Collect all lines from the listing that include the string "this".

**Lines of data**:
-- Start --
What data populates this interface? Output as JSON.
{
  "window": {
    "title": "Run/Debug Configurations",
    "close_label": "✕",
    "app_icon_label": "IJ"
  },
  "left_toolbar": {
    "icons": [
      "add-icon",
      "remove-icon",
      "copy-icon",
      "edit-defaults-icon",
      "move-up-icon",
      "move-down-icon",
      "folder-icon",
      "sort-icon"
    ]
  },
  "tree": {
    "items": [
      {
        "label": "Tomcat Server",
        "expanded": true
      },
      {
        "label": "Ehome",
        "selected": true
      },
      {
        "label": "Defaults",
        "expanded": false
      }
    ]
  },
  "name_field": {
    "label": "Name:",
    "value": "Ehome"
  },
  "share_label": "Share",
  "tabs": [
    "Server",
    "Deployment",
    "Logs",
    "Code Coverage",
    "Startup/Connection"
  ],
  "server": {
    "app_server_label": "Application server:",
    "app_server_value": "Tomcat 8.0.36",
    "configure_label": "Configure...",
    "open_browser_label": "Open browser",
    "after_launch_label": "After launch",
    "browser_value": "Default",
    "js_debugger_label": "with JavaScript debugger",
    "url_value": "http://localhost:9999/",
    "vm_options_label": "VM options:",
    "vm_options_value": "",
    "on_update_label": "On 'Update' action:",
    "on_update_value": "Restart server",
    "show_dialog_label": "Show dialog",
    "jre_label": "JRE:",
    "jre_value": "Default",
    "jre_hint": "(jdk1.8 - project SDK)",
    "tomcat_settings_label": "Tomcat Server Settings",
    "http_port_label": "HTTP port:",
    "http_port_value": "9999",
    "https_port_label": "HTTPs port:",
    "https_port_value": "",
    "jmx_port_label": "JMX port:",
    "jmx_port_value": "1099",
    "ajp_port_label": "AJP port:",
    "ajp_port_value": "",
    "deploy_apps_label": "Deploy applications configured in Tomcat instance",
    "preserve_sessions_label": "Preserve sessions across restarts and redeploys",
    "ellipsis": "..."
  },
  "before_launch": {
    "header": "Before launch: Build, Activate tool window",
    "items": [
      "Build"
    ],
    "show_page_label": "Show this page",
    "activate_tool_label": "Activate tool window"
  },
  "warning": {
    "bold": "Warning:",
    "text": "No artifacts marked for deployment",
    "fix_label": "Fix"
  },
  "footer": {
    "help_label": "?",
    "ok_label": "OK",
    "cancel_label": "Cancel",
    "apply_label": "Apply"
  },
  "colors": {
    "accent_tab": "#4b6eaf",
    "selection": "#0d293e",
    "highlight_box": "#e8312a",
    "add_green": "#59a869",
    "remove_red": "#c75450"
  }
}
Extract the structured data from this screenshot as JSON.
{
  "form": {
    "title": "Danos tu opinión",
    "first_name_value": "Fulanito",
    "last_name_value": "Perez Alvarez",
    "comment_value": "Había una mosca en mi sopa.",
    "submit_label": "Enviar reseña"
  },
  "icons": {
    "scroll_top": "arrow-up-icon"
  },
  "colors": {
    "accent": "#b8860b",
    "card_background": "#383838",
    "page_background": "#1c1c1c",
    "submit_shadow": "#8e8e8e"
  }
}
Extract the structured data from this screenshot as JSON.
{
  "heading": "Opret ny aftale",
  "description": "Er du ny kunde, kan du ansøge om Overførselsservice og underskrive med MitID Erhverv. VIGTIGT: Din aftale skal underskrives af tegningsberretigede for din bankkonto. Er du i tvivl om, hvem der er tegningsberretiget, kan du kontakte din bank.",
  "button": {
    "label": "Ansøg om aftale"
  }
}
-- End --
**TASK OUTPUT**:
What data populates this interface? Output as JSON.
    "show_page_label": "Show this page",
Extract the structured data from this screenshot as JSON.
Extract the structured data from this screenshot as JSON.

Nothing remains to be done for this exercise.